[Aim]
Print the full listing exactly.

[Collected data entries]
◇ ◇ ◇ ◇
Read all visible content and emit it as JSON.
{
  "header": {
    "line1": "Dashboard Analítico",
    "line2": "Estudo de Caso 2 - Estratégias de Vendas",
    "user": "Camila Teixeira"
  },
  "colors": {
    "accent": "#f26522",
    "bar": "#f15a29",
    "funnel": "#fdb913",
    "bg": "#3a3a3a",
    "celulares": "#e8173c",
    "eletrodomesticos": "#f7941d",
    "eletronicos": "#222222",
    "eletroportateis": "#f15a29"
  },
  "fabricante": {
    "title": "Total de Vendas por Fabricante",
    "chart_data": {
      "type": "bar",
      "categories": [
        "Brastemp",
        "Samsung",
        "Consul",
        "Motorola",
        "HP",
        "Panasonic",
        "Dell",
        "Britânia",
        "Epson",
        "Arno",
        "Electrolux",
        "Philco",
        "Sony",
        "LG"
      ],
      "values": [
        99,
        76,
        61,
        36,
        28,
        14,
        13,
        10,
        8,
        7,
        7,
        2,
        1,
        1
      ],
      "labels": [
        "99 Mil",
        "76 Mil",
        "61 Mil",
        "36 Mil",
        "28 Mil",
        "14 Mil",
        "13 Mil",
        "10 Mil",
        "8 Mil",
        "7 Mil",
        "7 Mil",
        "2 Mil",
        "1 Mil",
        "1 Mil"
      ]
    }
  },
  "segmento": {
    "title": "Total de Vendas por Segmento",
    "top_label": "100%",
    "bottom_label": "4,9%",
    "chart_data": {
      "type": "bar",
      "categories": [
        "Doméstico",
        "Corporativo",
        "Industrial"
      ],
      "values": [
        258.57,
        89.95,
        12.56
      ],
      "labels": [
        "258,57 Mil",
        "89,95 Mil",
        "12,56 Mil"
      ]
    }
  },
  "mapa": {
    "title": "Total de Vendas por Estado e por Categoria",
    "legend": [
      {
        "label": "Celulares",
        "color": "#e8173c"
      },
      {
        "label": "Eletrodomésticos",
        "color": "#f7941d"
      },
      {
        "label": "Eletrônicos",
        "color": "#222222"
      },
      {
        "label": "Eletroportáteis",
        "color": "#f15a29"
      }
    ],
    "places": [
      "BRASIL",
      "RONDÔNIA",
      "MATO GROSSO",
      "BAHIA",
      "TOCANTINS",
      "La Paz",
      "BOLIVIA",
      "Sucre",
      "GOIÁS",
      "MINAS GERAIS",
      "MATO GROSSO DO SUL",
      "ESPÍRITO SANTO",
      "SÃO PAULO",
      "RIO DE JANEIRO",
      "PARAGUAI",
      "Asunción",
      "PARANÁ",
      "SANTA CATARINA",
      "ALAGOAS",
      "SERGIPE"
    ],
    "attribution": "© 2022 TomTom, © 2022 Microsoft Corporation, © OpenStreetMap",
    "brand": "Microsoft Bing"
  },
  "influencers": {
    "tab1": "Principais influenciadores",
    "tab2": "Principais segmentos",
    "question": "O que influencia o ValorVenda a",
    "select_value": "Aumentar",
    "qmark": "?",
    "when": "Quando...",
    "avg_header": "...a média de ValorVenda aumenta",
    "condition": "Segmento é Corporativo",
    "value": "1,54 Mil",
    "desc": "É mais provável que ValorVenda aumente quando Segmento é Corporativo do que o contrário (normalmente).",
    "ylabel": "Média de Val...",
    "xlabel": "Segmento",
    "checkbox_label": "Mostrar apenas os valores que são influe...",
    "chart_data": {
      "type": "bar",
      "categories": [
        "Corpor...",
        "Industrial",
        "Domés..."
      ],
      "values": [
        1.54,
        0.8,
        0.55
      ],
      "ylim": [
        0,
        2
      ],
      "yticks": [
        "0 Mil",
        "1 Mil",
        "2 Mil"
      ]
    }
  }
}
◇ ◇ ◇ ◇
[Written response]
Read all visible content and emit it as JSON.
{
  "header": {
    "line1": "Dashboard Analítico",
    "line2": "Estudo de Caso 2 - Estratégias de Vendas",
    "user": "Camila Teixeira"
  },
  "colors": {
    "accent": "#f26522",
    "bar": "#f15a29",
    "funnel": "#fdb913",
    "bg": "#3a3a3a",
    "celulares": "#e8173c",
    "eletrodomesticos": "#f7941d",
    "eletronicos": "#222222",
    "eletroportateis": "#f15a29"
  },
  "fabricante": {
    "title": "Total de Vendas por Fabricante",
    "chart_data": {
      "type": "bar",
      "categories": [
        "Brastemp",
        "Samsung",
        "Consul",
        "Motorola",
        "HP",
        "Panasonic",
        "Dell",
        "Britânia",
        "Epson",
        "Arno",
        "Electrolux",
        "Philco",
        "Sony",
        "LG"
      ],
      "values": [
        99,
        76,
        61,
        36,
        28,
        14,
        13,
        10,
        8,
        7,
        7,
        2,
        1,
        1
      ],
      "labels": [
        "99 Mil",
        "76 Mil",
        "61 Mil",
        "36 Mil",
        "28 Mil",
        "14 Mil",
        "13 Mil",
        "10 Mil",
        "8 Mil",
        "7 Mil",
        "7 Mil",
        "2 Mil",
        "1 Mil",
        "1 Mil"
      ]
    }
  },
  "segmento": {
    "title": "Total de Vendas por Segmento",
    "top_label": "100%",
    "bottom_label": "4,9%",
    "chart_data": {
      "type": "bar",
      "categories": [
        "Doméstico",
        "Corporativo",
        "Industrial"
      ],
      "values": [
        258.57,
        89.95,
        12.56
      ],
      "labels": [
        "258,57 Mil",
        "89,95 Mil",
        "12,56 Mil"
      ]
    }
  },
  "mapa": {
    "title": "Total de Vendas por Estado e por Categoria",
    "legend": [
      {
        "label": "Celulares",
        "color": "#e8173c"
      },
      {
        "label": "Eletrodomésticos",
        "color": "#f7941d"
      },
      {
        "label": "Eletrônicos",
        "color": "#222222"
      },
      {
        "label": "Eletroportáteis",
        "color": "#f15a29"
      }
    ],
    "places": [
      "BRASIL",
      "RONDÔNIA",
      "MATO GROSSO",
      "BAHIA",
      "TOCANTINS",
      "La Paz",
      "BOLIVIA",
      "Sucre",
      "GOIÁS",
      "MINAS GERAIS",
      "MATO GROSSO DO SUL",
      "ESPÍRITO SANTO",
      "SÃO PAULO",
      "RIO DE JANEIRO",
      "PARAGUAI",
      "Asunción",
      "PARANÁ",
      "SANTA CATARINA",
      "ALAGOAS",
      "SERGIPE"
    ],
    "attribution": "© 2022 TomTom, © 2022 Microsoft Corporation, © OpenStreetMap",
    "brand": "Microsoft Bing"
  },
  "influencers": {
    "tab1": "Principais influenciadores",
    "tab2": "Principais segmentos",
    "question": "O que influencia o ValorVenda a",
    "select_value": "Aumentar",
    "qmark": "?",
    "when": "Quando...",
    "avg_header": "...a média de ValorVenda aumenta",
    "condition": "Segmento é Corporativo",
    "value": "1,54 Mil",
    "desc": "É mais provável que ValorVenda aumente quando Segmento é Corporativo do que o contrário (normalmente).",
    "ylabel": "Média de Val...",
    "xlabel": "Segmento",
    "checkbox_label": "Mostrar apenas os valores que são influe...",
    "chart_data": {
      "type": "bar",
      "categories": [
        "Corpor...",
        "Industrial",
        "Domés..."
      ],
      "values": [
        1.54,
        0.8,
        0.55
      ],
      "ylim": [
        0,
        2
      ],
      "yticks": [
        "0 Mil",
        "1 Mil",
        "2 Mil"
      ]
    }
  }
}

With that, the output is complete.